AIM OF THE EXERCISE:
Filter the rows below and copy out every line that contains the string "material". Matching is case-sensitive.

-- Begin --

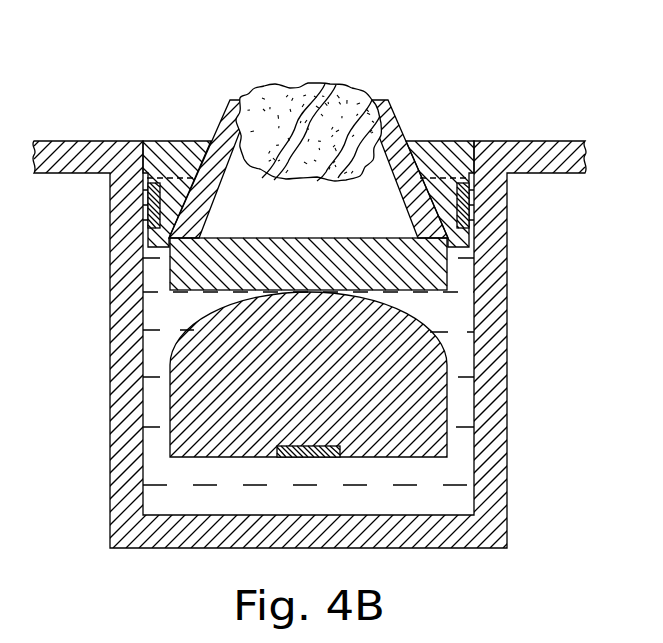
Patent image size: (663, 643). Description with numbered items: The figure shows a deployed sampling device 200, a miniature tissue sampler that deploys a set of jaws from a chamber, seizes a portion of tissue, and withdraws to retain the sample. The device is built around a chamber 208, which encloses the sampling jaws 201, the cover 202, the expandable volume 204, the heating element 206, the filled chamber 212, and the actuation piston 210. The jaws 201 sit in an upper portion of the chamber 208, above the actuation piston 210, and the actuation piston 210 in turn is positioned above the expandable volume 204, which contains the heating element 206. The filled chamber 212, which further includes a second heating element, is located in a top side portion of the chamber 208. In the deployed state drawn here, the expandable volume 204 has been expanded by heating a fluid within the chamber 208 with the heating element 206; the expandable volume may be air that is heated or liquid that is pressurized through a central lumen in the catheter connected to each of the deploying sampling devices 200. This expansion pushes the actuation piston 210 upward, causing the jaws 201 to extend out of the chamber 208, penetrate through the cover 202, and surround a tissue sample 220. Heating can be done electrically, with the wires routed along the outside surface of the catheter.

The deployed sampling device 200 is at (131, 104).
The sampling jaws 201 is at (220, 195).
The cover 202 is at (443, 141).
The expandable volume 204 is at (331, 389).
The heating element 206 is at (150, 222).
The chamber 208 is at (464, 500).
The actuation piston 210 is at (331, 274).
The filled chamber 212 is at (148, 250).
The tissue sample 220 is at (322, 86).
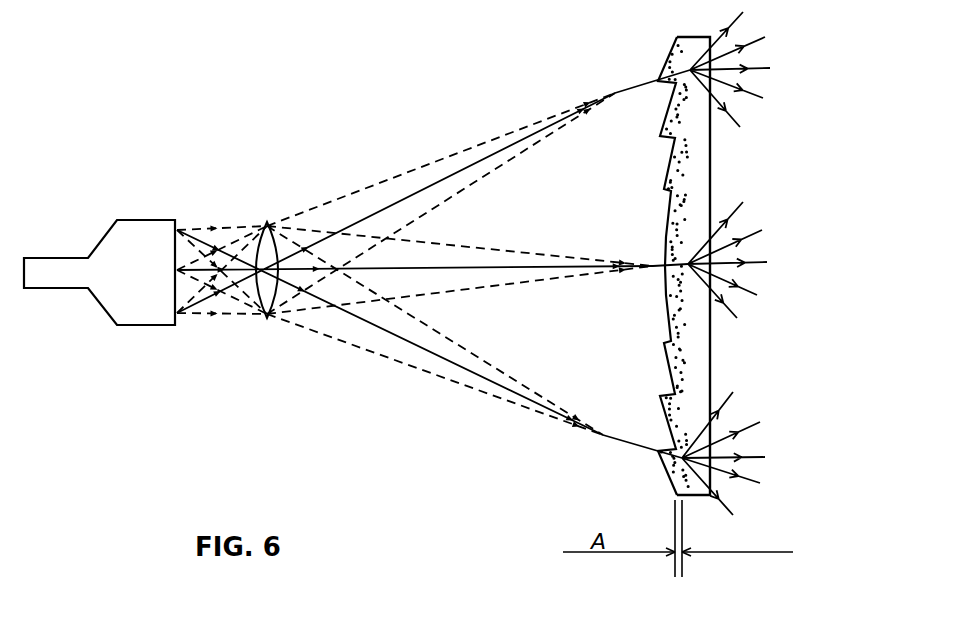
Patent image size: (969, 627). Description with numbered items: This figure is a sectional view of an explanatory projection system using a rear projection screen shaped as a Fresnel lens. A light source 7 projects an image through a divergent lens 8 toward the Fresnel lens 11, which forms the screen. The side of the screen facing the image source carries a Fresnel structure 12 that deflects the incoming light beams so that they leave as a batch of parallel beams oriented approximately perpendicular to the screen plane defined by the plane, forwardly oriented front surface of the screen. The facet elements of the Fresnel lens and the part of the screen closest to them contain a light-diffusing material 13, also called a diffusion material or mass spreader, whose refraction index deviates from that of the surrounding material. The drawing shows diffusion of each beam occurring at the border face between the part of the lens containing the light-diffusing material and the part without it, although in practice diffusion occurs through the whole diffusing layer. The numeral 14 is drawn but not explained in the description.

The light source 7 is at (109, 315).
The divergent lens 8 is at (268, 316).
The Fresnel lens 11 is at (716, 362).
The Fresnel structure 12 is at (660, 396).
The light-diffusing material 13 is at (670, 65).
The structured surface of screen 14 is at (663, 130).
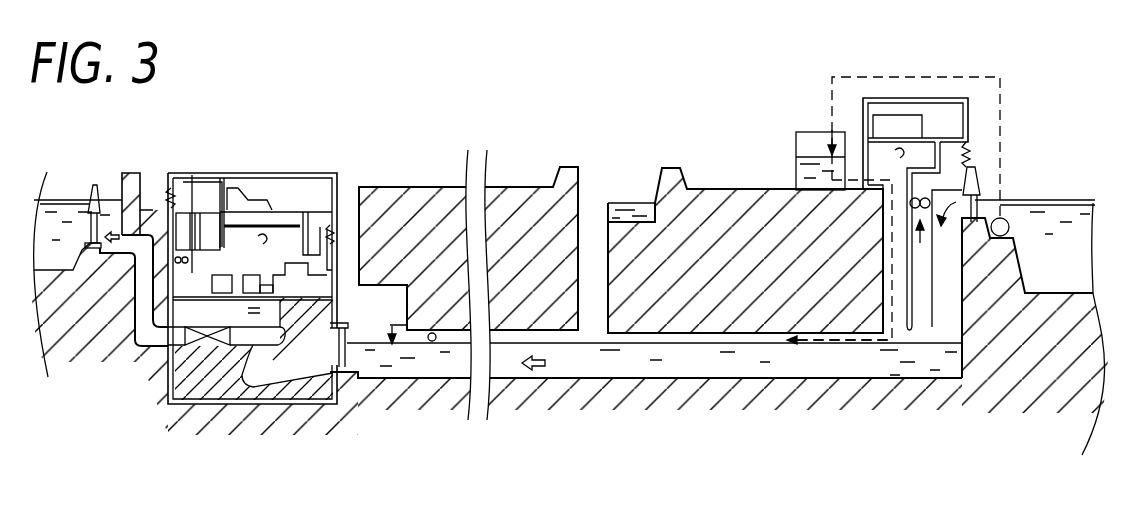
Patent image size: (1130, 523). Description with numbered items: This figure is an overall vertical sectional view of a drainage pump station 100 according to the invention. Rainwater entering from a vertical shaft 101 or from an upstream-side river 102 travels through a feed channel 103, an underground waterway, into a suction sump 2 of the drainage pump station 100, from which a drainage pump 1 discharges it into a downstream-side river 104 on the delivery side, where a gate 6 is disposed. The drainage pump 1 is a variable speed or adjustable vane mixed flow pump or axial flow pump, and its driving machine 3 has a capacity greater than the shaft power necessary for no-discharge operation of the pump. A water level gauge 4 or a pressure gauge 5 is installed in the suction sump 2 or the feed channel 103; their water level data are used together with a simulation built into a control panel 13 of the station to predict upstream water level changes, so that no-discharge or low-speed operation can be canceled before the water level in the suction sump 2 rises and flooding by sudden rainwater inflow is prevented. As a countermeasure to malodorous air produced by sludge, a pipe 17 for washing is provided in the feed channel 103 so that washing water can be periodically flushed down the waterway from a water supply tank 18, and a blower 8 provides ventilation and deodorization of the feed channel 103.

The drainage pump 1 is at (251, 335).
The suction sump 2 is at (365, 352).
The driving machine 3 is at (295, 262).
The water level gauge 4 is at (393, 352).
The pressure gauge 5 is at (426, 350).
The gate 6 is at (95, 183).
The blower 8 is at (180, 176).
The control panel 13 is at (258, 205).
The pipe for washing 17 is at (840, 352).
The water supply tank 18 is at (796, 180).
The drainage pump station 100 is at (192, 385).
The vertical shaft 101 is at (593, 214).
The upstream-side river 102 is at (1040, 225).
The feed channel 103 is at (662, 363).
The downstream-side river 104 is at (62, 218).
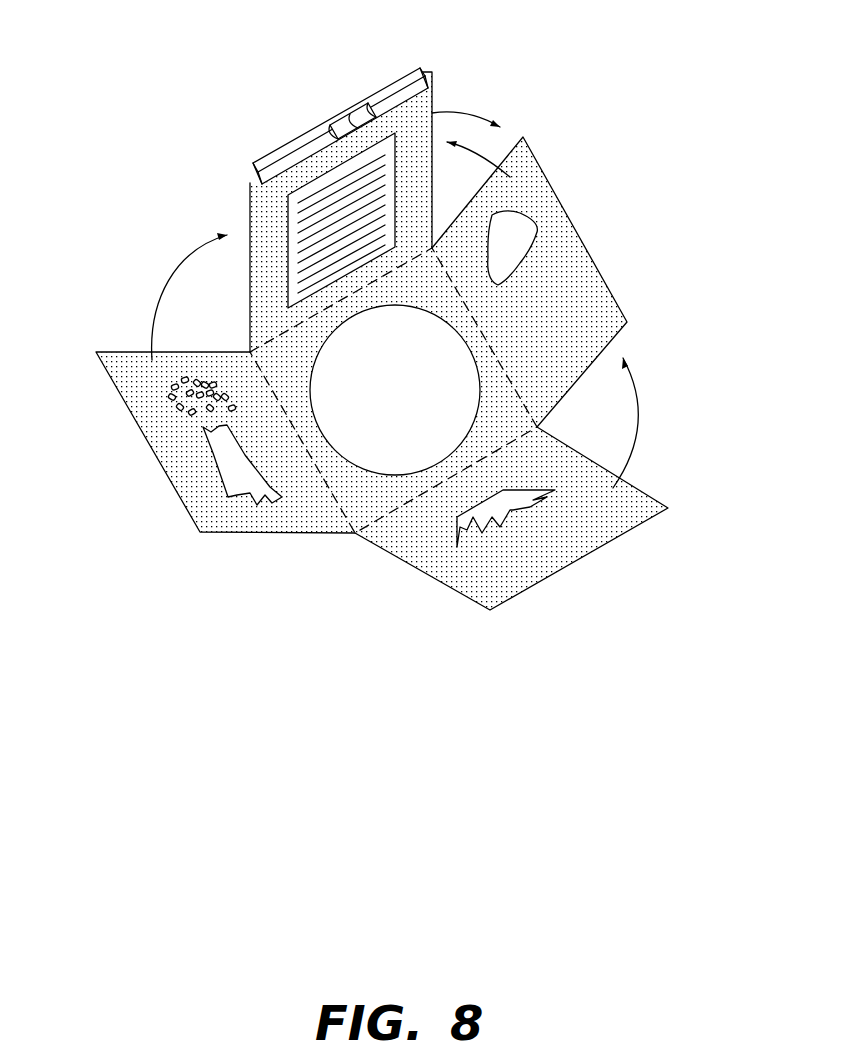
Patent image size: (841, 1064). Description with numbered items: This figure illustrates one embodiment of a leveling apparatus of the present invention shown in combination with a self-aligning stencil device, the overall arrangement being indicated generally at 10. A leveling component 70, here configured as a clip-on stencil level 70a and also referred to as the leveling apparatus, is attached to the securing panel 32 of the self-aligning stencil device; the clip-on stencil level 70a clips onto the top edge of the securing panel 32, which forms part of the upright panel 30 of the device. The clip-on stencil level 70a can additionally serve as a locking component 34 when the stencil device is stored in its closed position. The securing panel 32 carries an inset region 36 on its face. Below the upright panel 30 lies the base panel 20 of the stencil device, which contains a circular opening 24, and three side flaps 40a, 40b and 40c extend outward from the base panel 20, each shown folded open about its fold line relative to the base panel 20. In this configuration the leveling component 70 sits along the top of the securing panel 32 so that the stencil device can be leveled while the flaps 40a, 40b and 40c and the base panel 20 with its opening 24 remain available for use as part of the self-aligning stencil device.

The pet litter box kit 10 is at (374, 309).
The base panel 20 is at (393, 422).
The circular opening 24 is at (380, 401).
The rear panel 30 is at (291, 180).
The securing panel 32 is at (317, 180).
The locking component 34 is at (352, 118).
The grooved insert 36 is at (290, 268).
The side flap 40a is at (565, 228).
The side flap 40b is at (223, 523).
The side flap 40c is at (623, 527).
The leveling component 70 is at (350, 96).
The clip-on stencil level 70a is at (404, 75).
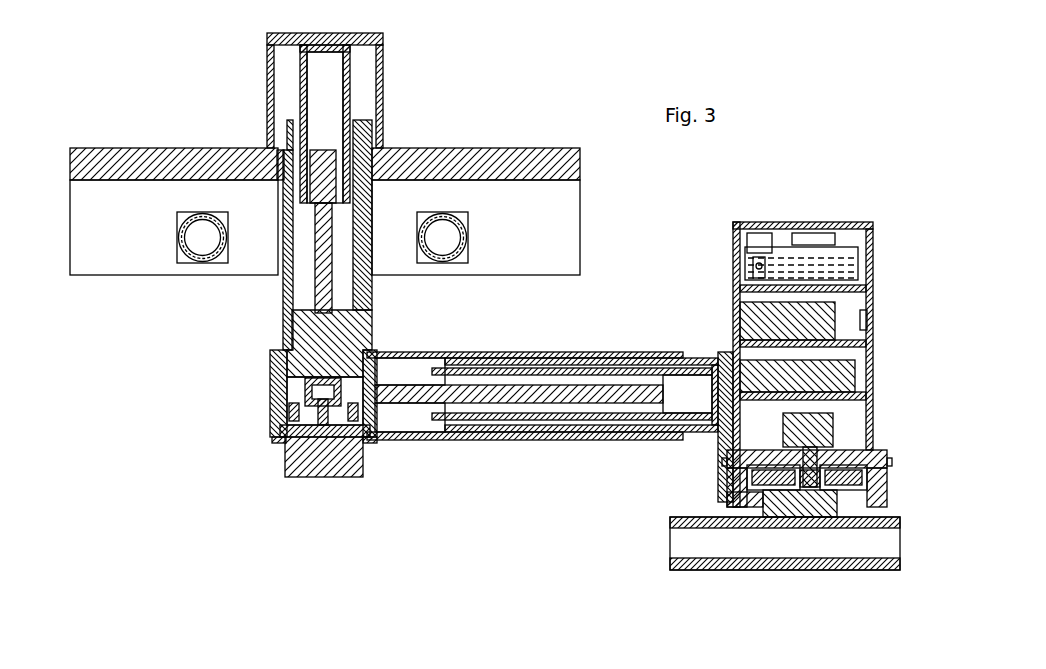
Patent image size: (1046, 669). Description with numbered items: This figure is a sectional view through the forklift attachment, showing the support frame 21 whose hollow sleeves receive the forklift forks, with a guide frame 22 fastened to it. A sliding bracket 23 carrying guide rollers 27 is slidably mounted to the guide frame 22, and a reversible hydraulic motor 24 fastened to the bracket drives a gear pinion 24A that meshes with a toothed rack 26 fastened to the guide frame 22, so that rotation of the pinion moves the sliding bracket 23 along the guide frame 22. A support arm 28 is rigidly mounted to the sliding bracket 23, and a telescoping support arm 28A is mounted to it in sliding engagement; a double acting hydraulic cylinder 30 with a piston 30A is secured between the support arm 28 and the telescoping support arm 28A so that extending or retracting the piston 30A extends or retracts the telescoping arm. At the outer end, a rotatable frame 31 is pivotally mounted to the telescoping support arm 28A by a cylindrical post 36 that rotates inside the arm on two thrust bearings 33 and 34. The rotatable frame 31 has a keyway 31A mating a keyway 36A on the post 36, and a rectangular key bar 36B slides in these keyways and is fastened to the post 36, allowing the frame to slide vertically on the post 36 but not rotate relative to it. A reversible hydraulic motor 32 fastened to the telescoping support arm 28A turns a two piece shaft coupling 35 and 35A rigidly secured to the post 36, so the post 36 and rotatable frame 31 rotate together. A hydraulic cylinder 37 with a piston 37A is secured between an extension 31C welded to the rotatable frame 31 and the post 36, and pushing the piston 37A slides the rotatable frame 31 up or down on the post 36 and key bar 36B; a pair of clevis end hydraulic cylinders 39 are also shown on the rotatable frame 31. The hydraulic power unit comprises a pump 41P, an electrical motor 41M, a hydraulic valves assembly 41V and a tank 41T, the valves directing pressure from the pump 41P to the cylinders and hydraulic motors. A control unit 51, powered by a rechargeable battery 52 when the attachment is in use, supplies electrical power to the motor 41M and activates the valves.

The support frame 21 is at (860, 560).
The guide frame 22 is at (775, 510).
The sliding bracket 23 is at (730, 497).
The reversible hydraulic motor 24 is at (825, 430).
The gear pinion 24A is at (812, 490).
The toothed rack 26 is at (830, 478).
The guide rollers 27 is at (745, 458).
The support arm 28 is at (606, 440).
The telescoping support arm 28A is at (548, 432).
The double acting hydraulic cylinder 30 is at (472, 422).
The piston 30A is at (405, 395).
The rotatable frame 31 is at (160, 150).
The keyway 31A is at (282, 160).
The extension 31C is at (268, 40).
The reversible hydraulic motor 32 is at (296, 478).
The thrust bearing 33 is at (287, 442).
The thrust bearing 34 is at (282, 412).
The shaft coupling 35 is at (307, 398).
The shaft coupling 35A is at (282, 368).
The cylindrical post 36 is at (350, 345).
The keyway 36A is at (287, 125).
The rectangular key bar 36B is at (288, 312).
The hydraulic cylinder 37 is at (350, 95).
The piston 37A is at (325, 255).
The clevis end hydraulic cylinders 39 is at (200, 262).
The electrical motor 41M is at (760, 238).
The pump 41P is at (755, 268).
The tank 41T is at (850, 250).
The hydraulic valves assembly 41V is at (805, 240).
The control unit 51 is at (838, 318).
The rechargeable battery 52 is at (845, 378).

-- End --

TASK OUTPUT:
Patent image size: (969, 627). Description with numbered items: This figure is a sectional view of an explanatory projection system using a rear projection screen shaped as a Fresnel lens. A light source 7 projects an image through a divergent lens 8 toward the Fresnel lens 11, which forms the screen. The side of the screen facing the image source carries a Fresnel structure 12 that deflects the incoming light beams so that they leave as a batch of parallel beams oriented approximately perpendicular to the screen plane defined by the plane, forwardly oriented front surface of the screen. The facet elements of the Fresnel lens and the part of the screen closest to them contain a light-diffusing material 13, also called a diffusion material or mass spreader, whose refraction index deviates from that of the surrounding material. The drawing shows diffusion of each beam occurring at the border face between the part of the lens containing the light-diffusing material and the part without it, although in practice diffusion occurs through the whole diffusing layer. The numeral 14 is drawn but not explained in the description.
The light-diffusing material 13 is at (670, 65).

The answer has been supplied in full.